++++ Task material ++++

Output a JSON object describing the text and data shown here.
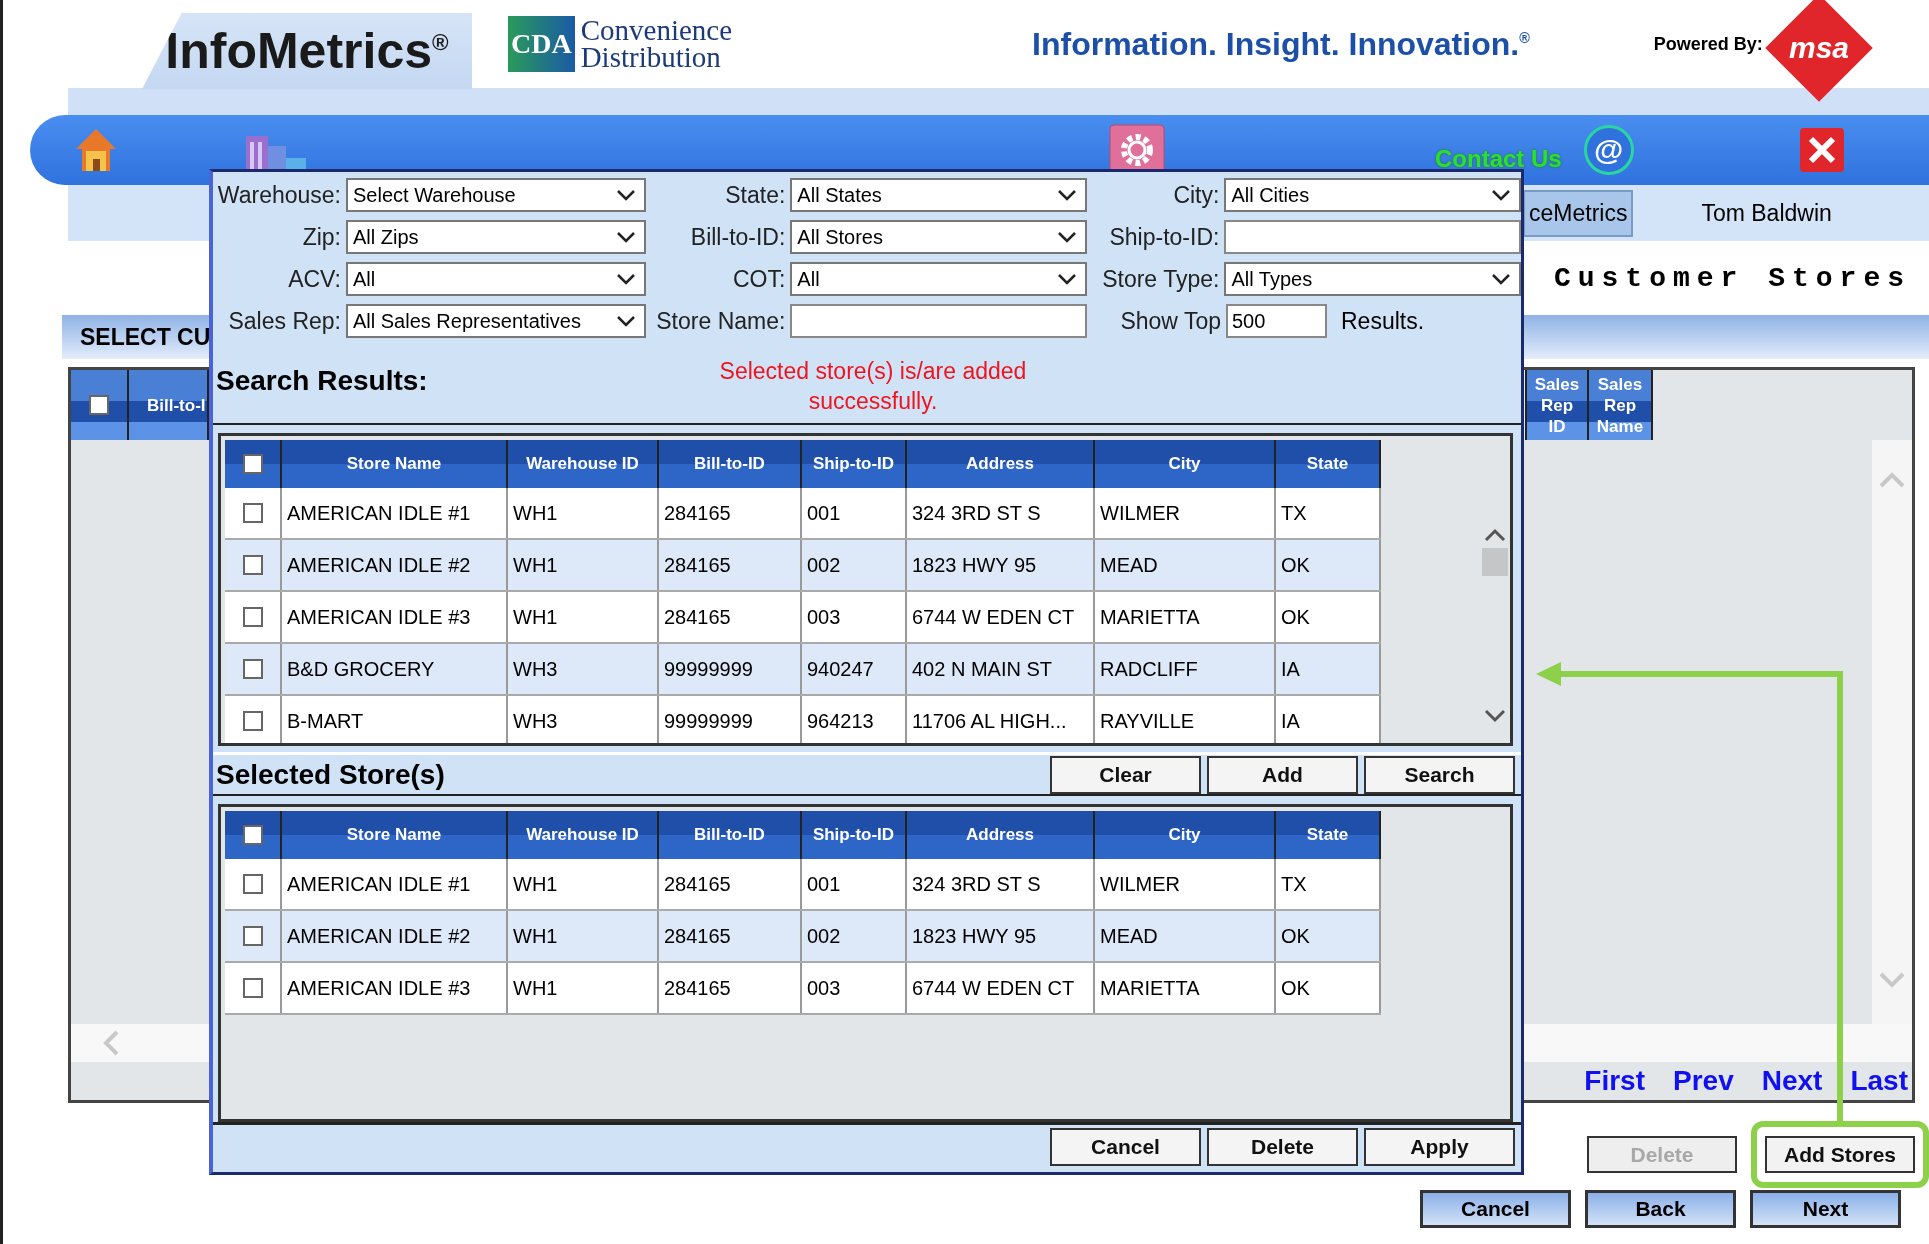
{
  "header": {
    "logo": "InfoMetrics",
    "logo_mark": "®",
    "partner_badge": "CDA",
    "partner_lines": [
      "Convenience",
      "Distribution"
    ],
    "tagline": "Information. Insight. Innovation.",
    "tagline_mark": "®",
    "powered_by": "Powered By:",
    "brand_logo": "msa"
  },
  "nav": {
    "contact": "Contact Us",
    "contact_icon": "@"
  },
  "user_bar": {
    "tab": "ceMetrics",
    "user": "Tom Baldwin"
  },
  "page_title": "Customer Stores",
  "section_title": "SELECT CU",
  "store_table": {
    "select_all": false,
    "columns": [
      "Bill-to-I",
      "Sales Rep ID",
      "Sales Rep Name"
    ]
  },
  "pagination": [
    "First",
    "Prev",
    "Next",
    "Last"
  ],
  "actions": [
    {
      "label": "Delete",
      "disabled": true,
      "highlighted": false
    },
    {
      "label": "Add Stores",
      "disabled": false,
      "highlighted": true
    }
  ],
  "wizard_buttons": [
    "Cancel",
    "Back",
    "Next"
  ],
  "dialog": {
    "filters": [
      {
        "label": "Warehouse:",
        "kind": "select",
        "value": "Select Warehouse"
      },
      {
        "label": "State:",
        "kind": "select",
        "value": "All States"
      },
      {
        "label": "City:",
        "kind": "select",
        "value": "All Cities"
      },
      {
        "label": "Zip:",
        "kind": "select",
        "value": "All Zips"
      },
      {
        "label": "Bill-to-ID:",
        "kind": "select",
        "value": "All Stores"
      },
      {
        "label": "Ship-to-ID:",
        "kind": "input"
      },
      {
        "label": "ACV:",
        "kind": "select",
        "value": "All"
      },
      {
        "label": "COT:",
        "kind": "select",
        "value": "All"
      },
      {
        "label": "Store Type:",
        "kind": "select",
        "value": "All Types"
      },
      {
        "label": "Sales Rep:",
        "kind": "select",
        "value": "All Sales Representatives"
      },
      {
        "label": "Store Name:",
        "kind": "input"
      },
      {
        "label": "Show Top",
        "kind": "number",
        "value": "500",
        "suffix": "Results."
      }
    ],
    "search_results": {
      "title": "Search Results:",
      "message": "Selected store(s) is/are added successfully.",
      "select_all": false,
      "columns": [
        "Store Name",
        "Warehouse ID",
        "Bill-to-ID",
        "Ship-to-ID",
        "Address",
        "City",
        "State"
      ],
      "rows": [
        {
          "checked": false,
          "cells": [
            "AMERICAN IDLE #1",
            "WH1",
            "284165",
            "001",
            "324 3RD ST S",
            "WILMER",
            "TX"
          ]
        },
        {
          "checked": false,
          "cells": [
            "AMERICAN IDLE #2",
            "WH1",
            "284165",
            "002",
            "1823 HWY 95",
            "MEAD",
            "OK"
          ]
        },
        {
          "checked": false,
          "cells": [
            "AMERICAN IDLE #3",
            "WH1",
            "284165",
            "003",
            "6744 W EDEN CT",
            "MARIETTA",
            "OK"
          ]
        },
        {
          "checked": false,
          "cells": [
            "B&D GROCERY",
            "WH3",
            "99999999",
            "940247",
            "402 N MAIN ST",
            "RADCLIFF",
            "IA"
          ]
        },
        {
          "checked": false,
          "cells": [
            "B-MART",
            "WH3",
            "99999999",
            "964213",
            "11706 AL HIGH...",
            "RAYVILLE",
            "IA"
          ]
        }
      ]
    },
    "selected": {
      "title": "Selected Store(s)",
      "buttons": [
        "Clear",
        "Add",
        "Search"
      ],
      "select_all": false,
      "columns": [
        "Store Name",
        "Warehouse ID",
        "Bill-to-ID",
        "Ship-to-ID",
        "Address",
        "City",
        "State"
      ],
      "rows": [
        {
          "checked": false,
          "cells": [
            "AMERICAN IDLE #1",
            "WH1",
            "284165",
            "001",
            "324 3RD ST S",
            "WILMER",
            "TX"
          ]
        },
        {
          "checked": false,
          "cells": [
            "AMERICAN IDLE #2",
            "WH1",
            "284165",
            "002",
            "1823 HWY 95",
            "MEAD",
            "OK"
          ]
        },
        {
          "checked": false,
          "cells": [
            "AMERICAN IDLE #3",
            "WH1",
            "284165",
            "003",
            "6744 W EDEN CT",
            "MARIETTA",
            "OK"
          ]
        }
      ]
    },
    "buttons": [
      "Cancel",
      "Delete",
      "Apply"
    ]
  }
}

++++
++++ Task material ++++

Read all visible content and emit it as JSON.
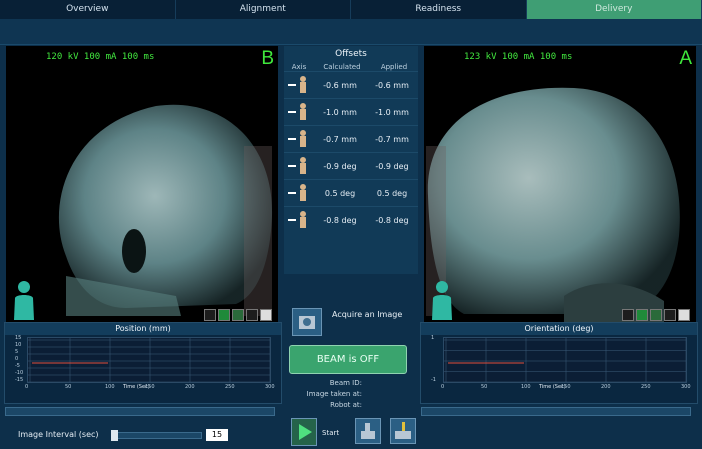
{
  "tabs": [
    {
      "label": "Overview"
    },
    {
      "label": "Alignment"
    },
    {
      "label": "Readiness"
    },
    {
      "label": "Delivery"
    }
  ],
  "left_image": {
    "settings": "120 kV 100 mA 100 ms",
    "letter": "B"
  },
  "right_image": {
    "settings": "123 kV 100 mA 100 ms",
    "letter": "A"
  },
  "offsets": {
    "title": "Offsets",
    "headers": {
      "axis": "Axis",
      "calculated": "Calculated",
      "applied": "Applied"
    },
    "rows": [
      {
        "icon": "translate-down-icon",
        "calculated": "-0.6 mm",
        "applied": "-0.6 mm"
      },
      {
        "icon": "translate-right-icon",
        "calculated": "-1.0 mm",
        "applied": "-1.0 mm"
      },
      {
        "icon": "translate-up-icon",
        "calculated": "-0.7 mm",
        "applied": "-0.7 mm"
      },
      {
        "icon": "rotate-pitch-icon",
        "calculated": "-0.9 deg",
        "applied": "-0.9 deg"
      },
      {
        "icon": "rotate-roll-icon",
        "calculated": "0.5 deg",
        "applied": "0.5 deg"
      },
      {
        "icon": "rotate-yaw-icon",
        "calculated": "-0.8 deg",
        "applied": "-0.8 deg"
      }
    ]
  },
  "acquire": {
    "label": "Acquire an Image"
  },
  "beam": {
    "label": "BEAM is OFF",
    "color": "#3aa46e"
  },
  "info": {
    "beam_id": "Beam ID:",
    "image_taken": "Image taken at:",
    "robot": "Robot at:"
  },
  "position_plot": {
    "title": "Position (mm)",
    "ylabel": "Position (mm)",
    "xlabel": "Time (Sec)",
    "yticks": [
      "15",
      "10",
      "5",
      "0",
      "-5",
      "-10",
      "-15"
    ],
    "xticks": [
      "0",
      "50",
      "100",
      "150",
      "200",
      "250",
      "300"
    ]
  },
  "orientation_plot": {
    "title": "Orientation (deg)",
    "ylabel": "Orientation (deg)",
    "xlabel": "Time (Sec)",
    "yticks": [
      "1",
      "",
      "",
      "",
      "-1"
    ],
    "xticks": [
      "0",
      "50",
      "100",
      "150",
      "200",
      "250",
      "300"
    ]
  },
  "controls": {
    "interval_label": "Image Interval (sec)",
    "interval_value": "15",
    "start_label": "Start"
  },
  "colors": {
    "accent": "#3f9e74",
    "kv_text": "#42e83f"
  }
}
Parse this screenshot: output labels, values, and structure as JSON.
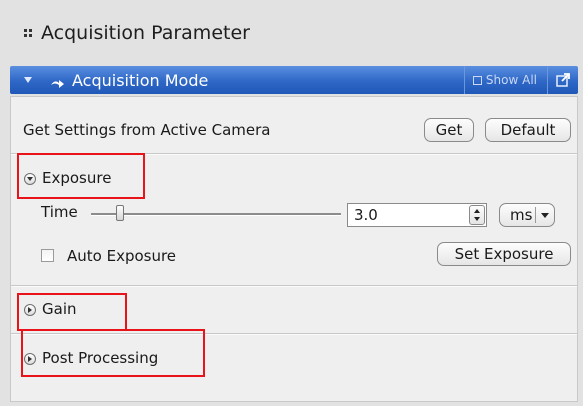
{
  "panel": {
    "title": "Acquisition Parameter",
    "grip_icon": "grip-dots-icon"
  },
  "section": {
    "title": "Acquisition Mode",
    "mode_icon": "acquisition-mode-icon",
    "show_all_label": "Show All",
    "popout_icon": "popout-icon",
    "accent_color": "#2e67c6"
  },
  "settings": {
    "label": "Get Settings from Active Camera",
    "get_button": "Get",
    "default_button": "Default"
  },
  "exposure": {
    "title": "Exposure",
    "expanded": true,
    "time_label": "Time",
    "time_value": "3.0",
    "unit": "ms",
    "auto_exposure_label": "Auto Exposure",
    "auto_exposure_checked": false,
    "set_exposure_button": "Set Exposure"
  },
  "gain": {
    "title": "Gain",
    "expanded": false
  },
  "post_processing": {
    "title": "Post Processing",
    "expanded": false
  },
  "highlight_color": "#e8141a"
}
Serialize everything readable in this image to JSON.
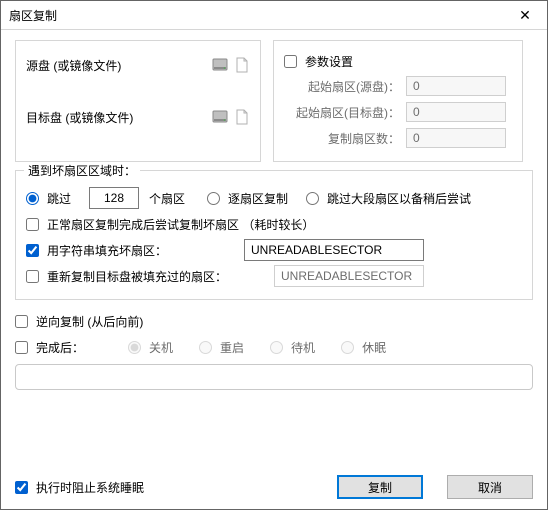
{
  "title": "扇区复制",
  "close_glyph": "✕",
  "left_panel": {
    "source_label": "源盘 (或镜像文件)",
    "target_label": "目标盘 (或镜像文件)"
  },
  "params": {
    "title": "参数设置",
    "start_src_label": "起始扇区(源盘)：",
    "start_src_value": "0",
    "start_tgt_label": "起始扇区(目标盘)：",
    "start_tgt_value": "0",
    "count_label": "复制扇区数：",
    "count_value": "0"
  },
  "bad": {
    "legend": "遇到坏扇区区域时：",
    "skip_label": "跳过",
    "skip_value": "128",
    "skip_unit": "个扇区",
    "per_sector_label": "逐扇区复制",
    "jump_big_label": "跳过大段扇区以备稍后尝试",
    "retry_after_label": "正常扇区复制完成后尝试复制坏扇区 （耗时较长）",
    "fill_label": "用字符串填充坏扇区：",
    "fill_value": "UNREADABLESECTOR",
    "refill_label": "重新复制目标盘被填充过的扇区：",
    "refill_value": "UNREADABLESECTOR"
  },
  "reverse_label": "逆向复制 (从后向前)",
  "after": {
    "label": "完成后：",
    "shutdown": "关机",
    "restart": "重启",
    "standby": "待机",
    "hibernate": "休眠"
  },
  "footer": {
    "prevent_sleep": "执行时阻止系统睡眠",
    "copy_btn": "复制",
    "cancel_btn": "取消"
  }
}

++++

Check each line of the entries above for the word "rotate". List the ones that have it.

        "icon": "rotate-pitch-icon",
        "icon": "rotate-roll-icon",
        "icon": "rotate-yaw-icon",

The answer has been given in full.